INPUT:
###
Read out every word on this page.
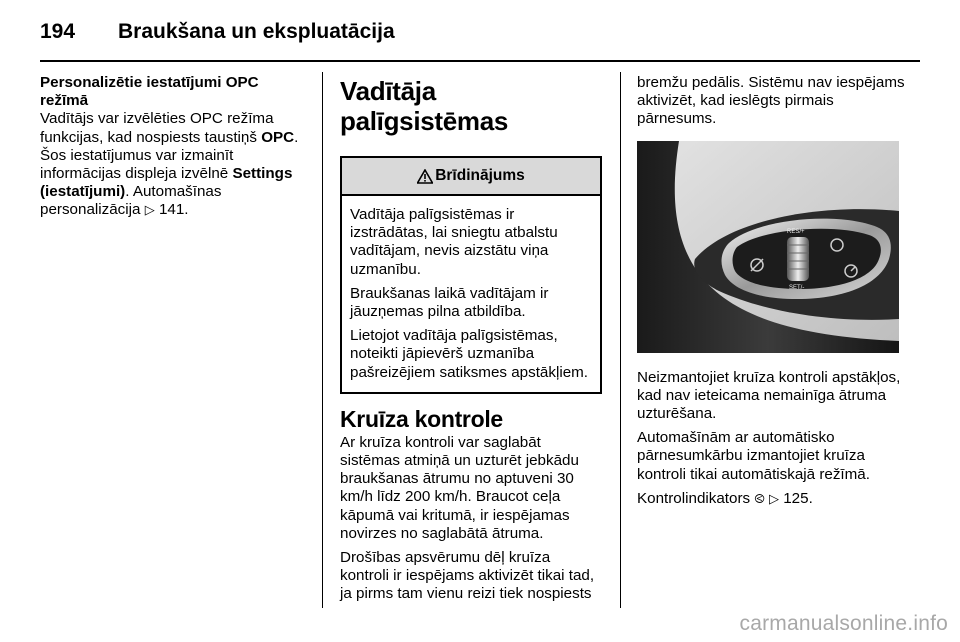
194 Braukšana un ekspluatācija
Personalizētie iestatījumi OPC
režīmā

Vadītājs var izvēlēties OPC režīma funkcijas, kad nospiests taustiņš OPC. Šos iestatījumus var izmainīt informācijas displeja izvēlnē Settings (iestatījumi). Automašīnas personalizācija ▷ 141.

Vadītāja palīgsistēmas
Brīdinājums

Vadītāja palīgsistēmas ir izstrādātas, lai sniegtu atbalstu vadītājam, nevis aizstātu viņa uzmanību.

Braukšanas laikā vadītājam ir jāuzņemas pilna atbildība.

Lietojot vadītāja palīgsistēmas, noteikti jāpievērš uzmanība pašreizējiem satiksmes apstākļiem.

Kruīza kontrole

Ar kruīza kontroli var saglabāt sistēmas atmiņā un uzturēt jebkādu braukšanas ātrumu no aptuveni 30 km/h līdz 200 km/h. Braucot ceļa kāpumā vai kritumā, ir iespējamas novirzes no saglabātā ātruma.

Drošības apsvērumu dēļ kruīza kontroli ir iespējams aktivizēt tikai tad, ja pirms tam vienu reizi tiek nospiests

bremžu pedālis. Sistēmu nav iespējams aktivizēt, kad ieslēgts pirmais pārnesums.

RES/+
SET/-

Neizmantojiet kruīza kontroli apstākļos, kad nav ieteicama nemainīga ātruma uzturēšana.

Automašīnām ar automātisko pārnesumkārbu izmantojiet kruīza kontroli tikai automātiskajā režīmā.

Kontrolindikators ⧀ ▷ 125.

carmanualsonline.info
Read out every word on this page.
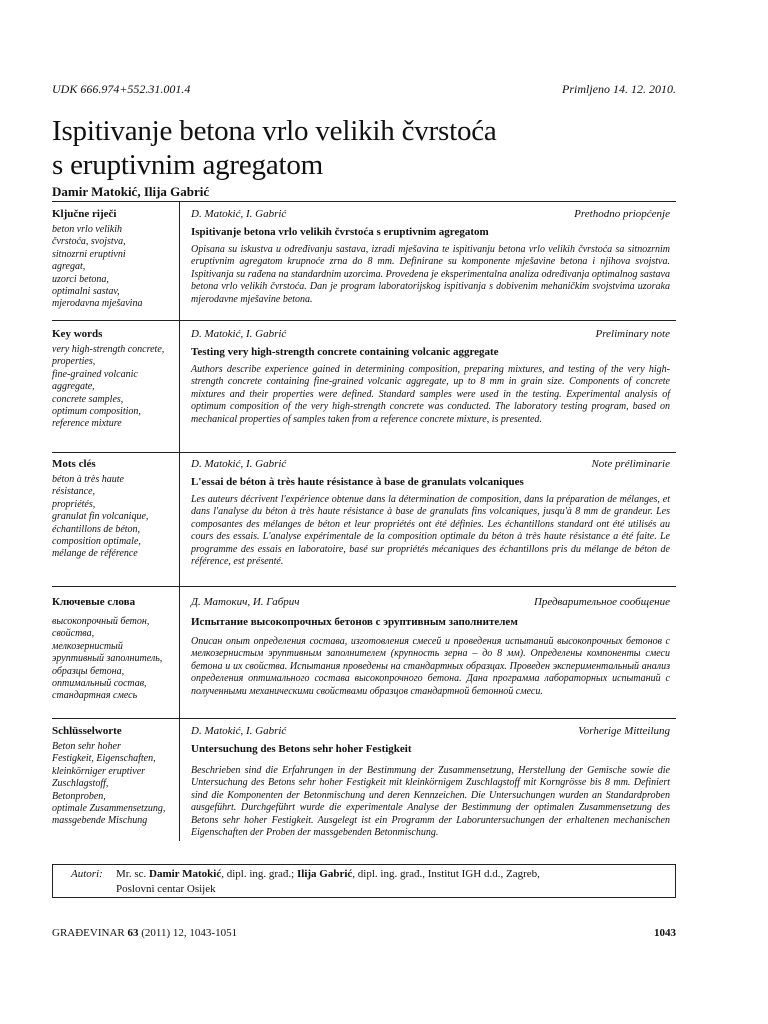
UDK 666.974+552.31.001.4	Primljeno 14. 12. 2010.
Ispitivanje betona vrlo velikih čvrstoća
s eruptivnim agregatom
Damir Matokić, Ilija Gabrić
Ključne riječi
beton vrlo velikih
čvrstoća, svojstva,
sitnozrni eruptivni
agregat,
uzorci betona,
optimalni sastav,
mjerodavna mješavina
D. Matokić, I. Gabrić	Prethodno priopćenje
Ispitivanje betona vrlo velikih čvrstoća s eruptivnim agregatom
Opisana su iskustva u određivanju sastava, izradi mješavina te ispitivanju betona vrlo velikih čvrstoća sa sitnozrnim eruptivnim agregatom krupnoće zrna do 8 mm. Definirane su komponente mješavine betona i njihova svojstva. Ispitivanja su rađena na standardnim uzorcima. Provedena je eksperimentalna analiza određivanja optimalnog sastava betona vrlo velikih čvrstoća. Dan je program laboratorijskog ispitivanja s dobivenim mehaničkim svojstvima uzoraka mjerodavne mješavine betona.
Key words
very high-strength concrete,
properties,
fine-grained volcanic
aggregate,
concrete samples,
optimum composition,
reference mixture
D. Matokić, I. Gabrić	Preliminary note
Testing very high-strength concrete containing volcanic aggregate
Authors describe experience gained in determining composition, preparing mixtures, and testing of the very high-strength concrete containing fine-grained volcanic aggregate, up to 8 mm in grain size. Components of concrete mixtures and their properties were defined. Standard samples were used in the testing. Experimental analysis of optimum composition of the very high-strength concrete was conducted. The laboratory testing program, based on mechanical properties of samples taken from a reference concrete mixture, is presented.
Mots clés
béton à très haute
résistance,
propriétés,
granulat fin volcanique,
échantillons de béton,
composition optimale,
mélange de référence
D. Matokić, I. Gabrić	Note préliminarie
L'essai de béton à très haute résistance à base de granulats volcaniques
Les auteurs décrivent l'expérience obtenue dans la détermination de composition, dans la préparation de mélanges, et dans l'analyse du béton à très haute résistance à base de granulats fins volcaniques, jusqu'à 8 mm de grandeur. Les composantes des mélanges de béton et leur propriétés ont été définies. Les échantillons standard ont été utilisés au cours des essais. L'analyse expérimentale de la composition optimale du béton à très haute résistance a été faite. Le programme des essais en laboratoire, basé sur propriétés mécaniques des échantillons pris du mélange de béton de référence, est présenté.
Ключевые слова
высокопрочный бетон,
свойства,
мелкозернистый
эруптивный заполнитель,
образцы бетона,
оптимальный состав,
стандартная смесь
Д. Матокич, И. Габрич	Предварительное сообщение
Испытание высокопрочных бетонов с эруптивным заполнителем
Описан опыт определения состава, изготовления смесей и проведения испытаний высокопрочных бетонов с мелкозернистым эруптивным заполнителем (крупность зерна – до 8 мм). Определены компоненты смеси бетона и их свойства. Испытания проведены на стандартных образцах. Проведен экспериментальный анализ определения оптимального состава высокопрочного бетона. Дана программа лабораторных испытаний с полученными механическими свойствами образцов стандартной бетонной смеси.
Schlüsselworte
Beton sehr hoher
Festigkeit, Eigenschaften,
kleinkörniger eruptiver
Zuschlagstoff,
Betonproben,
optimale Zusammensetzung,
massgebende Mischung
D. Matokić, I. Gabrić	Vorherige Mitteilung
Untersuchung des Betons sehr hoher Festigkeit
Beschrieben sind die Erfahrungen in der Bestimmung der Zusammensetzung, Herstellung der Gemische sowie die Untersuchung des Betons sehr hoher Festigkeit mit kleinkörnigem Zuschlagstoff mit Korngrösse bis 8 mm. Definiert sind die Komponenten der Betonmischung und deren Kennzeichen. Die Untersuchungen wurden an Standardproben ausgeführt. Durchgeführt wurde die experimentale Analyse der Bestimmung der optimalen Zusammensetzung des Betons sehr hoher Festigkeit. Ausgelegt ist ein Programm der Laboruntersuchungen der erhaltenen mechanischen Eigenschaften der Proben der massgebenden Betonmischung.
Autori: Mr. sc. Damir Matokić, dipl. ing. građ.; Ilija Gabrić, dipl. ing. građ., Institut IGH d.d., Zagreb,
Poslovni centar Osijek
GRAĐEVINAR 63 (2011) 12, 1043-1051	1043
###
EXERCISE OBJECTIVE:
Go through the material above and copy each line that has the word "haute".

TASK RESPONSE:
béton à très haute
L'essai de béton à très haute résistance à base de granulats volcaniques
Les auteurs décrivent l'expérience obtenue dans la détermination de composition, dans la préparation de mélanges, et dans l'analyse du béton à très haute résistance à base de granulats fins volcaniques, jusqu'à 8 mm de grandeur. Les composantes des mélanges de béton et leur propriétés ont été définies. Les échantillons standard ont été utilisés au cours des essais. L'analyse expérimentale de la composition optimale du béton à très haute résistance a été faite. Le programme des essais en laboratoire, basé sur propriétés mécaniques des échantillons pris du mélange de béton de référence, est présenté.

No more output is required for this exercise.